(Dataset entries)
━━━━━━

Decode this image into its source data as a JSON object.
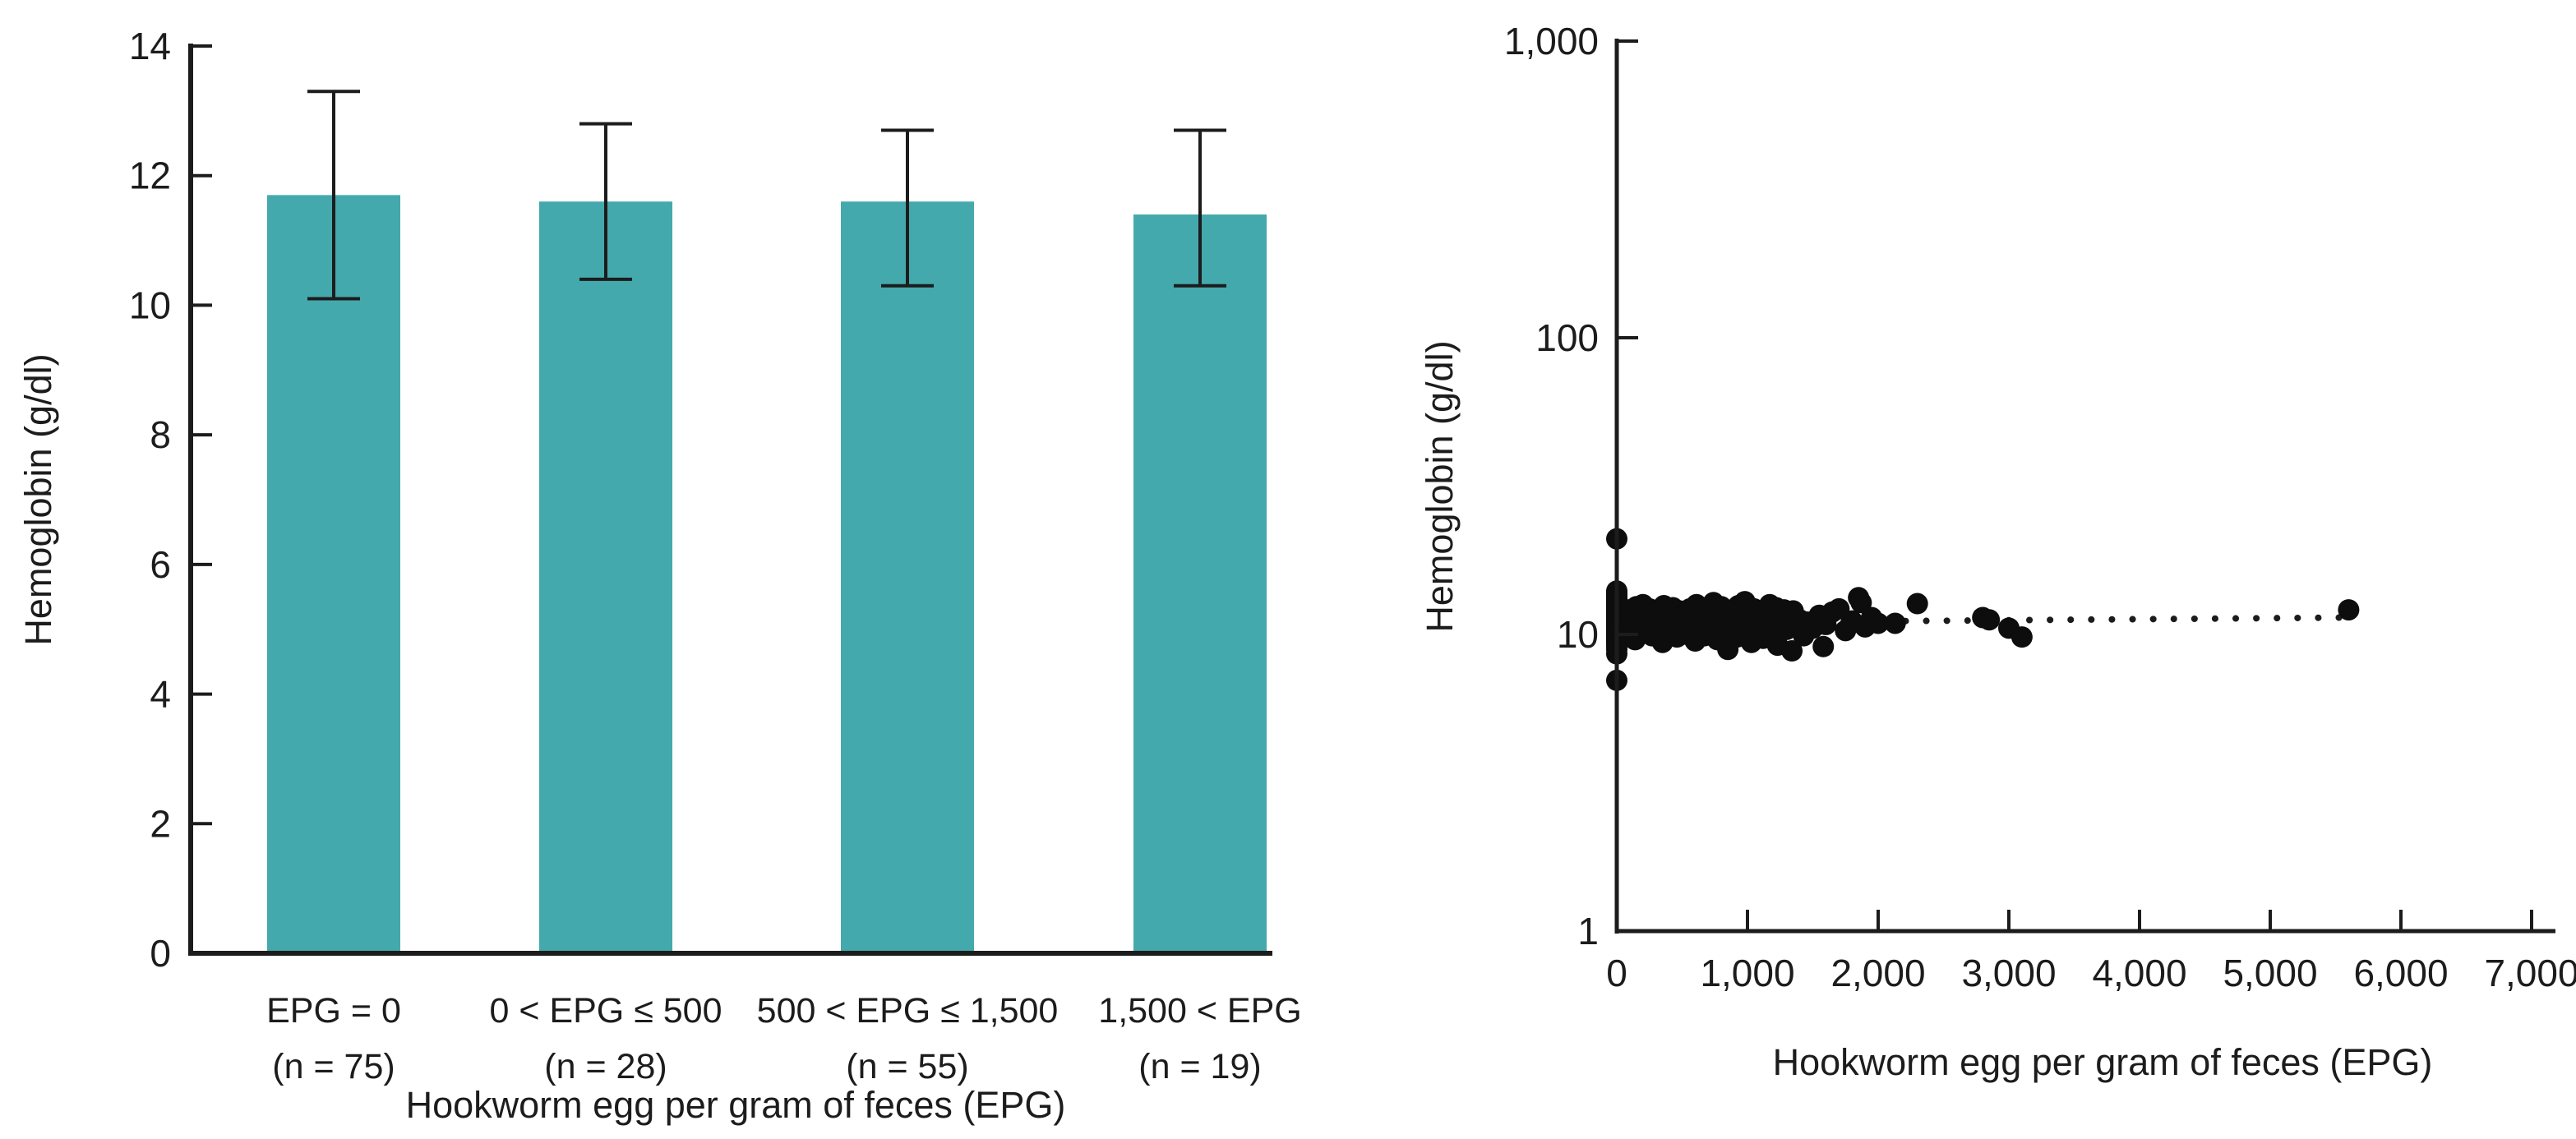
{
  "figure": {
    "background": "#ffffff",
    "ink_color": "#1c1c1c",
    "accent_color": "#44a9ad"
  },
  "chart_data": [
    {
      "id": "hemoglobin-by-epg-group",
      "type": "bar",
      "title": "",
      "xlabel": "Hookworm egg per gram of feces (EPG)",
      "ylabel": "Hemoglobin (g/dl)",
      "ylim": [
        0,
        14
      ],
      "yticks": [
        0,
        2,
        4,
        6,
        8,
        10,
        12,
        14
      ],
      "grid": false,
      "legend_position": "none",
      "bar_color": "#44a9ad",
      "categories": [
        "EPG = 0",
        "0 < EPG ≤ 500",
        "500 < EPG ≤ 1,500",
        "1,500 < EPG"
      ],
      "group_sizes": [
        "(n = 75)",
        "(n = 28)",
        "(n = 55)",
        "(n = 19)"
      ],
      "values": [
        11.7,
        11.6,
        11.6,
        11.4
      ],
      "error_low": [
        10.1,
        10.4,
        10.3,
        10.3
      ],
      "error_high": [
        13.3,
        12.8,
        12.7,
        12.7
      ]
    },
    {
      "id": "hemoglobin-vs-epg-scatter",
      "type": "scatter",
      "title": "",
      "xlabel": "Hookworm egg per gram of feces (EPG)",
      "ylabel": "Hemoglobin (g/dl)",
      "x_scale": "linear",
      "y_scale": "log",
      "xlim": [
        0,
        7250
      ],
      "ylim": [
        1,
        1000
      ],
      "xticks": [
        0,
        1000,
        2000,
        3000,
        4000,
        5000,
        6000,
        7000
      ],
      "xtick_labels": [
        "0",
        "1,000",
        "2,000",
        "3,000",
        "4,000",
        "5,000",
        "6,000",
        "7,000"
      ],
      "yticks": [
        1,
        10,
        100,
        1000
      ],
      "ytick_labels": [
        "1",
        "10",
        "100",
        "1,000"
      ],
      "grid": false,
      "legend_position": "none",
      "point_color": "#0d0d0d",
      "trend_line": {
        "style": "dotted",
        "x1": 0,
        "y1": 10.9,
        "x2": 5600,
        "y2": 11.4
      },
      "points": [
        [
          0,
          7.0
        ],
        [
          0,
          8.6
        ],
        [
          0,
          8.9
        ],
        [
          0,
          9.1
        ],
        [
          0,
          9.3
        ],
        [
          0,
          9.4
        ],
        [
          0,
          9.5
        ],
        [
          0,
          9.6
        ],
        [
          0,
          9.7
        ],
        [
          0,
          9.8
        ],
        [
          0,
          9.9
        ],
        [
          0,
          10.0
        ],
        [
          0,
          10.1
        ],
        [
          0,
          10.1
        ],
        [
          0,
          10.2
        ],
        [
          0,
          10.3
        ],
        [
          0,
          10.3
        ],
        [
          0,
          10.4
        ],
        [
          0,
          10.5
        ],
        [
          0,
          10.5
        ],
        [
          0,
          10.6
        ],
        [
          0,
          10.7
        ],
        [
          0,
          10.7
        ],
        [
          0,
          10.8
        ],
        [
          0,
          10.9
        ],
        [
          0,
          10.9
        ],
        [
          0,
          11.0
        ],
        [
          0,
          11.0
        ],
        [
          0,
          11.1
        ],
        [
          0,
          11.1
        ],
        [
          0,
          11.2
        ],
        [
          0,
          11.2
        ],
        [
          0,
          11.3
        ],
        [
          0,
          11.3
        ],
        [
          0,
          11.4
        ],
        [
          0,
          11.4
        ],
        [
          0,
          11.5
        ],
        [
          0,
          11.5
        ],
        [
          0,
          11.6
        ],
        [
          0,
          11.6
        ],
        [
          0,
          11.7
        ],
        [
          0,
          11.7
        ],
        [
          0,
          11.8
        ],
        [
          0,
          11.8
        ],
        [
          0,
          11.9
        ],
        [
          0,
          11.9
        ],
        [
          0,
          12.0
        ],
        [
          0,
          12.0
        ],
        [
          0,
          12.1
        ],
        [
          0,
          12.1
        ],
        [
          0,
          12.2
        ],
        [
          0,
          12.3
        ],
        [
          0,
          12.3
        ],
        [
          0,
          12.4
        ],
        [
          0,
          12.5
        ],
        [
          0,
          12.5
        ],
        [
          0,
          12.6
        ],
        [
          0,
          12.7
        ],
        [
          0,
          12.8
        ],
        [
          0,
          12.9
        ],
        [
          0,
          13.0
        ],
        [
          0,
          13.1
        ],
        [
          0,
          13.2
        ],
        [
          0,
          13.3
        ],
        [
          0,
          13.4
        ],
        [
          0,
          13.5
        ],
        [
          0,
          13.6
        ],
        [
          0,
          13.7
        ],
        [
          0,
          13.8
        ],
        [
          0,
          13.9
        ],
        [
          0,
          14.0
        ],
        [
          0,
          12.2
        ],
        [
          0,
          11.6
        ],
        [
          0,
          10.8
        ],
        [
          0,
          21.0
        ],
        [
          60,
          11.2
        ],
        [
          80,
          12.1
        ],
        [
          100,
          10.4
        ],
        [
          120,
          11.8
        ],
        [
          140,
          9.6
        ],
        [
          150,
          12.4
        ],
        [
          170,
          10.9
        ],
        [
          190,
          11.5
        ],
        [
          200,
          12.6
        ],
        [
          220,
          10.1
        ],
        [
          240,
          11.0
        ],
        [
          250,
          12.2
        ],
        [
          270,
          9.9
        ],
        [
          280,
          11.7
        ],
        [
          300,
          10.6
        ],
        [
          310,
          12.0
        ],
        [
          330,
          11.3
        ],
        [
          350,
          9.4
        ],
        [
          360,
          12.5
        ],
        [
          380,
          10.8
        ],
        [
          400,
          11.9
        ],
        [
          410,
          10.2
        ],
        [
          430,
          12.3
        ],
        [
          450,
          11.1
        ],
        [
          460,
          9.8
        ],
        [
          480,
          12.0
        ],
        [
          490,
          10.5
        ],
        [
          500,
          11.6
        ],
        [
          520,
          11.4
        ],
        [
          540,
          10.0
        ],
        [
          560,
          12.2
        ],
        [
          580,
          11.0
        ],
        [
          600,
          9.5
        ],
        [
          610,
          12.6
        ],
        [
          630,
          10.7
        ],
        [
          650,
          11.8
        ],
        [
          670,
          9.9
        ],
        [
          680,
          12.1
        ],
        [
          700,
          10.3
        ],
        [
          720,
          11.5
        ],
        [
          740,
          12.8
        ],
        [
          750,
          10.9
        ],
        [
          770,
          9.6
        ],
        [
          780,
          11.2
        ],
        [
          800,
          12.4
        ],
        [
          820,
          10.5
        ],
        [
          840,
          11.9
        ],
        [
          850,
          8.9
        ],
        [
          870,
          10.1
        ],
        [
          880,
          12.0
        ],
        [
          900,
          11.3
        ],
        [
          920,
          9.8
        ],
        [
          930,
          12.5
        ],
        [
          950,
          10.8
        ],
        [
          970,
          11.6
        ],
        [
          980,
          12.9
        ],
        [
          1000,
          10.2
        ],
        [
          1020,
          11.0
        ],
        [
          1030,
          9.4
        ],
        [
          1050,
          12.2
        ],
        [
          1070,
          10.6
        ],
        [
          1080,
          11.7
        ],
        [
          1100,
          12.0
        ],
        [
          1120,
          9.7
        ],
        [
          1130,
          10.9
        ],
        [
          1150,
          11.4
        ],
        [
          1170,
          12.6
        ],
        [
          1180,
          10.0
        ],
        [
          1200,
          11.1
        ],
        [
          1220,
          12.3
        ],
        [
          1230,
          9.2
        ],
        [
          1250,
          10.7
        ],
        [
          1270,
          11.8
        ],
        [
          1280,
          12.1
        ],
        [
          1300,
          10.4
        ],
        [
          1320,
          11.5
        ],
        [
          1340,
          8.8
        ],
        [
          1350,
          12.0
        ],
        [
          1380,
          10.8
        ],
        [
          1400,
          11.2
        ],
        [
          1430,
          9.9
        ],
        [
          1460,
          11.0
        ],
        [
          1500,
          10.5
        ],
        [
          1550,
          11.6
        ],
        [
          1580,
          9.1
        ],
        [
          1600,
          10.8
        ],
        [
          1650,
          11.9
        ],
        [
          1700,
          12.2
        ],
        [
          1750,
          10.3
        ],
        [
          1800,
          11.1
        ],
        [
          1850,
          13.3
        ],
        [
          1870,
          12.8
        ],
        [
          1900,
          10.6
        ],
        [
          1950,
          11.4
        ],
        [
          2000,
          10.9
        ],
        [
          2130,
          10.9
        ],
        [
          2300,
          12.7
        ],
        [
          2800,
          11.4
        ],
        [
          2850,
          11.2
        ],
        [
          3000,
          10.5
        ],
        [
          3100,
          9.8
        ],
        [
          5600,
          12.1
        ]
      ]
    }
  ]
}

━━━━━━

§ **What is being asked**: Write out every line from the entries where "scatter" appears.

§ **The reply**:
      "id": "hemoglobin-vs-epg-scatter",
      "type": "scatter",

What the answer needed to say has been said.